GOAL OF THE EXERCISE: Provide only the number of lines in the listing that contain the string "Media".

Chart and figure data
[BEGIN]

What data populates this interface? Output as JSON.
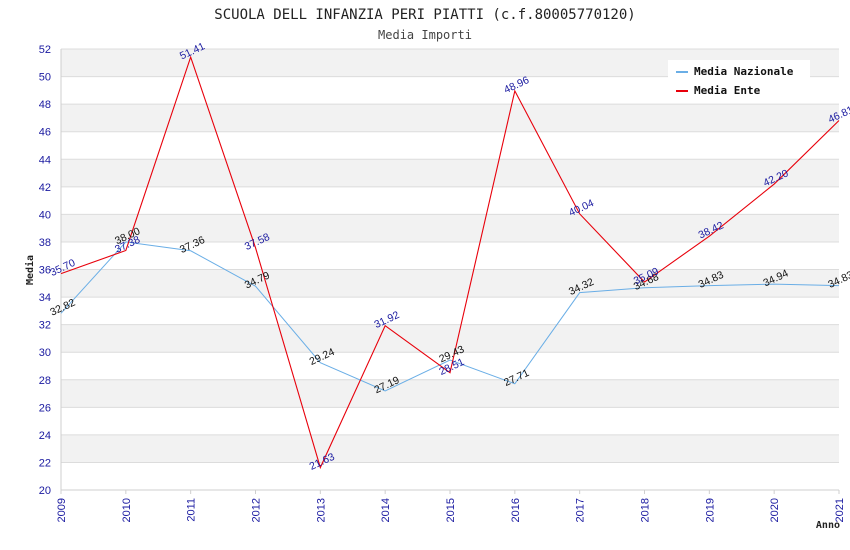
{
  "chart_data": {
    "type": "line",
    "title": "SCUOLA DELL INFANZIA PERI PIATTI (c.f.80005770120)",
    "subtitle": "Media Importi",
    "xlabel": "Anno",
    "ylabel": "Media",
    "ylim": [
      20,
      52
    ],
    "yticks": [
      "20",
      "22",
      "24",
      "26",
      "28",
      "30",
      "32",
      "34",
      "36",
      "38",
      "40",
      "42",
      "44",
      "46",
      "48",
      "50",
      "52"
    ],
    "categories": [
      "2009",
      "2010",
      "2011",
      "2012",
      "2013",
      "2014",
      "2015",
      "2016",
      "2017",
      "2018",
      "2019",
      "2020",
      "2021"
    ],
    "grid": "horizontal alternating bands",
    "legend_position": "top-right",
    "series": [
      {
        "name": "Media Nazionale",
        "color": "#6aaee6",
        "values": [
          32.82,
          38.0,
          37.36,
          34.79,
          29.24,
          27.19,
          29.43,
          27.71,
          34.32,
          34.68,
          34.83,
          34.94,
          34.83
        ],
        "labels": [
          "32.82",
          "38.00",
          "37.36",
          "34.79",
          "29.24",
          "27.19",
          "29.43",
          "27.71",
          "34.32",
          "34.68",
          "34.83",
          "34.94",
          "34.83"
        ]
      },
      {
        "name": "Media Ente",
        "color": "#e8000b",
        "values": [
          35.7,
          37.38,
          51.41,
          37.58,
          21.63,
          31.92,
          28.51,
          48.96,
          40.04,
          35.09,
          38.42,
          42.2,
          46.81
        ],
        "labels": [
          "35.70",
          "37.38",
          "51.41",
          "37.58",
          "21.63",
          "31.92",
          "28.51",
          "48.96",
          "40.04",
          "35.09",
          "38.42",
          "42.20",
          "46.81"
        ]
      }
    ]
  }
}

[END]

OUTPUT OF THE TASK: 4